[Data excerpts]
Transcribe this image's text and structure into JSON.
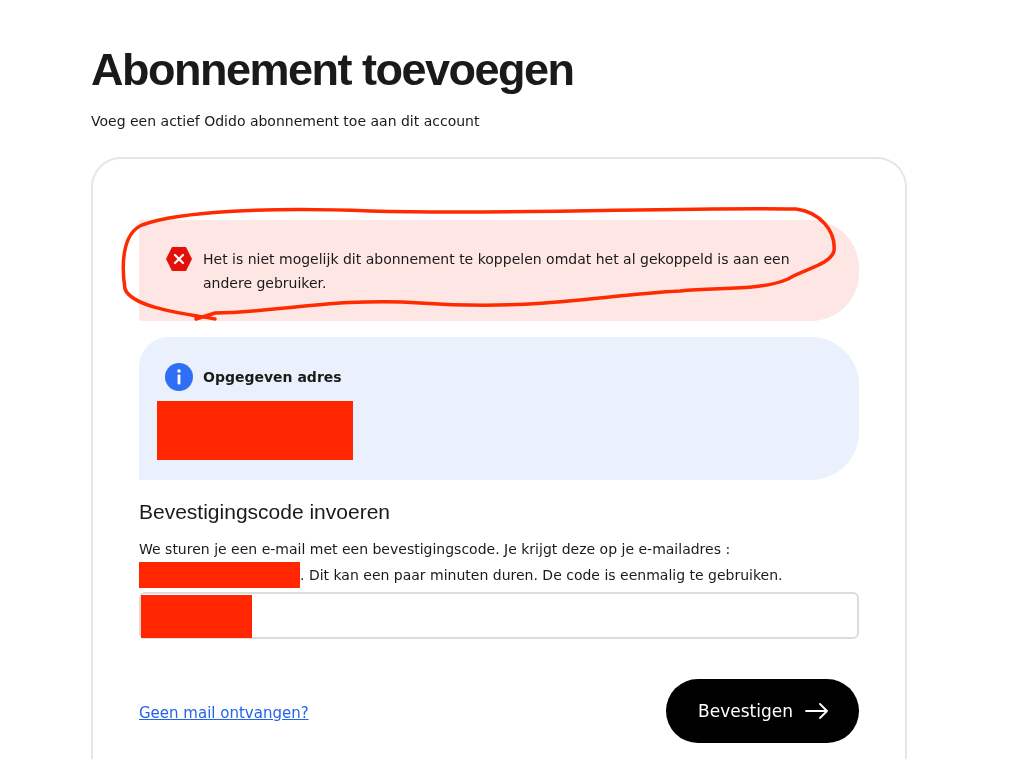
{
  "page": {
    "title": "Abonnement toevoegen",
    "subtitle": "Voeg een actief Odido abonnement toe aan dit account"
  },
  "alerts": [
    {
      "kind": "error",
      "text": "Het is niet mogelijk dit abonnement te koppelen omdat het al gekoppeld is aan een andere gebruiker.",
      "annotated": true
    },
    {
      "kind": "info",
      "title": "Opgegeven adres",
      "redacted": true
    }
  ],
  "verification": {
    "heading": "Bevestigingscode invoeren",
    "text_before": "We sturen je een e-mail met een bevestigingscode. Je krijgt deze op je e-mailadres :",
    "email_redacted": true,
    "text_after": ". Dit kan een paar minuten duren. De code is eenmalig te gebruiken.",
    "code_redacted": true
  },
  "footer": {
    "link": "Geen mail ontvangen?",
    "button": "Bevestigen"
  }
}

* **Stated exercise**
Transcribe all the records above word for word, without their images.

* **Final result**
Transcribe this image's text and structure into JSON.
{
  "page": {
    "title": "Abonnement toevoegen",
    "subtitle": "Voeg een actief Odido abonnement toe aan dit account"
  },
  "alerts": [
    {
      "kind": "error",
      "text": "Het is niet mogelijk dit abonnement te koppelen omdat het al gekoppeld is aan een andere gebruiker.",
      "annotated": true
    },
    {
      "kind": "info",
      "title": "Opgegeven adres",
      "redacted": true
    }
  ],
  "verification": {
    "heading": "Bevestigingscode invoeren",
    "text_before": "We sturen je een e-mail met een bevestigingscode. Je krijgt deze op je e-mailadres :",
    "email_redacted": true,
    "text_after": ". Dit kan een paar minuten duren. De code is eenmalig te gebruiken.",
    "code_redacted": true
  },
  "footer": {
    "link": "Geen mail ontvangen?",
    "button": "Bevestigen"
  }
}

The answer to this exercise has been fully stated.